_DESCRIPTION OF THE TASK:_ Find the string "Федеральный" in the entries and copy each line that has it.

— BEGIN STORED ROWS —

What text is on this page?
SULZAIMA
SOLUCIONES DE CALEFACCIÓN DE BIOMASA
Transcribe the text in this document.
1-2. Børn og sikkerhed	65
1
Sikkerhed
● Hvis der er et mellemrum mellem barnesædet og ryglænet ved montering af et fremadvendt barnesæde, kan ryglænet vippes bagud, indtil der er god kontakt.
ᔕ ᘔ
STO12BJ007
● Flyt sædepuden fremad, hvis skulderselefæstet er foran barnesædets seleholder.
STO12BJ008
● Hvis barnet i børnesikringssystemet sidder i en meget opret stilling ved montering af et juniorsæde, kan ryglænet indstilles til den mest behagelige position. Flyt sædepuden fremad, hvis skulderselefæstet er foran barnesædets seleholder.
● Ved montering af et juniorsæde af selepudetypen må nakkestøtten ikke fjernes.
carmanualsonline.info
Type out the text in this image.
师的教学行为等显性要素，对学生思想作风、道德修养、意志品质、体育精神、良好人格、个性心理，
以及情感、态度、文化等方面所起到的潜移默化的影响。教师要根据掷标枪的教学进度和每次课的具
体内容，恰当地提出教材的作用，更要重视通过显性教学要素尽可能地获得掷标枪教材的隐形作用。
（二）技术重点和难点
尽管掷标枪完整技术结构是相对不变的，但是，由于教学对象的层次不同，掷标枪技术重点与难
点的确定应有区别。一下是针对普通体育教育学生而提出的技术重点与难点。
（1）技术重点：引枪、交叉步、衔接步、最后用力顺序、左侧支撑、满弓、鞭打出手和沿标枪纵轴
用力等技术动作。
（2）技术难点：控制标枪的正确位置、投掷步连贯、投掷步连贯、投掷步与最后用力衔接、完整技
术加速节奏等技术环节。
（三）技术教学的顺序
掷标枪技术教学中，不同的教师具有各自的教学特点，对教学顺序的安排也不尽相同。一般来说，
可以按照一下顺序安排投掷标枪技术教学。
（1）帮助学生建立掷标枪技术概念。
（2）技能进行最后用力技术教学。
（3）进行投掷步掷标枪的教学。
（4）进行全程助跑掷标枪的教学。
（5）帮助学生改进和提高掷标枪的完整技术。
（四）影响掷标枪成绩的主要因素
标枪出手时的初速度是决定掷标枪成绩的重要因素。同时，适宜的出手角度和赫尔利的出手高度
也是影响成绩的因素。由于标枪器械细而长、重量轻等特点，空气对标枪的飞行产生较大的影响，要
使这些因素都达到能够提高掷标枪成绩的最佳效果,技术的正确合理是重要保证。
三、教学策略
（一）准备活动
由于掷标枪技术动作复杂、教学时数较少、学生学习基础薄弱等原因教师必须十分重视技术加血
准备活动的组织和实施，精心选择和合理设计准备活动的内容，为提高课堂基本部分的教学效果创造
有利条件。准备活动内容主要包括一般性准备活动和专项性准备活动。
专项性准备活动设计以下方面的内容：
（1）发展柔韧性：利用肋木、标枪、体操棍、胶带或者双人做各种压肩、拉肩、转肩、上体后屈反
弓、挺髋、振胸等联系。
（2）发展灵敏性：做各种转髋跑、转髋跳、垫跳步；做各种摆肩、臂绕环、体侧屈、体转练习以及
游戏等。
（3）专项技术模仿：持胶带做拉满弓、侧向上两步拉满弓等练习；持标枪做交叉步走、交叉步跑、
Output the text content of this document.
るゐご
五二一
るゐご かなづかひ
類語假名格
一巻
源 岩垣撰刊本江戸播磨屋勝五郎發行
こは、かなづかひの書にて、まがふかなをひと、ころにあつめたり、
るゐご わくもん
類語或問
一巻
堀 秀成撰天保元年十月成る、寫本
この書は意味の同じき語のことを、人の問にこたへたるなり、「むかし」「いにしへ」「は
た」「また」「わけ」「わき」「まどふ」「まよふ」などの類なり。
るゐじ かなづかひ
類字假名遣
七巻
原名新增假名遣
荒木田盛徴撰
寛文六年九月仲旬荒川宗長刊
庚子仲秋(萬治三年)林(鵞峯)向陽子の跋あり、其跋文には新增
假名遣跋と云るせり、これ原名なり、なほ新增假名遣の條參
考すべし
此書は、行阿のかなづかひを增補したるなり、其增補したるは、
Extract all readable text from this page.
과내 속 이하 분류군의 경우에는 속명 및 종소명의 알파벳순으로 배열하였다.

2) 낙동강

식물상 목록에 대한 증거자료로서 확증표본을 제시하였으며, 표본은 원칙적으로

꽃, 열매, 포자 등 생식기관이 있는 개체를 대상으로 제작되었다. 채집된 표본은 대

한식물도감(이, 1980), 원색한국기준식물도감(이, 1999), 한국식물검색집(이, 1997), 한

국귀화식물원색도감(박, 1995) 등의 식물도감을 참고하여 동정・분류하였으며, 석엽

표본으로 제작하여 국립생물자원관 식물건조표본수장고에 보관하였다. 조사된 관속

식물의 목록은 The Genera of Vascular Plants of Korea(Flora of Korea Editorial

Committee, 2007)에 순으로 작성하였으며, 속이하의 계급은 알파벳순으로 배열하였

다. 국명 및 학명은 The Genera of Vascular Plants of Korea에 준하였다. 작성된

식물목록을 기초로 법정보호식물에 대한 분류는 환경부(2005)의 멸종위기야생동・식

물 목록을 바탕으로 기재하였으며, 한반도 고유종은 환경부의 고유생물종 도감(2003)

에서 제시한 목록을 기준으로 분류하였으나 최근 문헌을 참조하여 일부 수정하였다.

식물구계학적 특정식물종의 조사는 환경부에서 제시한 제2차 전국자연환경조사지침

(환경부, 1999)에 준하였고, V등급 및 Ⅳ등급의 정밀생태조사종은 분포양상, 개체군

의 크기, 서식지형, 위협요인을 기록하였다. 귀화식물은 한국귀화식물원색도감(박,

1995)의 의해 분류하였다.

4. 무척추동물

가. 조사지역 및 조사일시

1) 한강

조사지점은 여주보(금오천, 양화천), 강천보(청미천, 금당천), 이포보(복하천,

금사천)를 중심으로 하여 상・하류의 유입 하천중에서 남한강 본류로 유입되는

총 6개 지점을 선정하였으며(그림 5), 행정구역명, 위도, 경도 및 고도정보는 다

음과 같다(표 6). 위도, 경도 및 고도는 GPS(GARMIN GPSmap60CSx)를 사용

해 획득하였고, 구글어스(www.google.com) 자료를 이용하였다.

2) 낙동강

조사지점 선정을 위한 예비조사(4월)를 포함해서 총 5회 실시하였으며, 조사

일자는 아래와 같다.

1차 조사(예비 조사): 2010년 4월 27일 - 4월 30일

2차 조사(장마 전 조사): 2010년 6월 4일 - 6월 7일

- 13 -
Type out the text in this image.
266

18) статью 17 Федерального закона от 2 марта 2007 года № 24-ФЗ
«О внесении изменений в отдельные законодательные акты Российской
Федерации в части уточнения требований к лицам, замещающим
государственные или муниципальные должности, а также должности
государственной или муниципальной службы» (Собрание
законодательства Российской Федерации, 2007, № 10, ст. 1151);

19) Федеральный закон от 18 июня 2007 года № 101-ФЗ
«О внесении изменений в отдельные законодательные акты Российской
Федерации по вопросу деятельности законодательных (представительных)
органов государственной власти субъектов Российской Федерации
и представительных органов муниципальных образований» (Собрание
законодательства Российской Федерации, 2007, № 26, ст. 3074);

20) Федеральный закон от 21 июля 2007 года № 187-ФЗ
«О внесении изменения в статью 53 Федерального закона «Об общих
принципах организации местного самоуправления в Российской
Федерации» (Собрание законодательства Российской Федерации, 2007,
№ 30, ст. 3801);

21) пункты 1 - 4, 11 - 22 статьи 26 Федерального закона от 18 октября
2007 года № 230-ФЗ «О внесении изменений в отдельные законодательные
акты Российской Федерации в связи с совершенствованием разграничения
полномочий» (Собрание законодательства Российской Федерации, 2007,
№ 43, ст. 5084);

— END STORED ROWS —

_RESULT:_
19) Федеральный закон от 18 июня 2007 года № 101-ФЗ
20) Федеральный закон от 21 июля 2007 года № 187-ФЗ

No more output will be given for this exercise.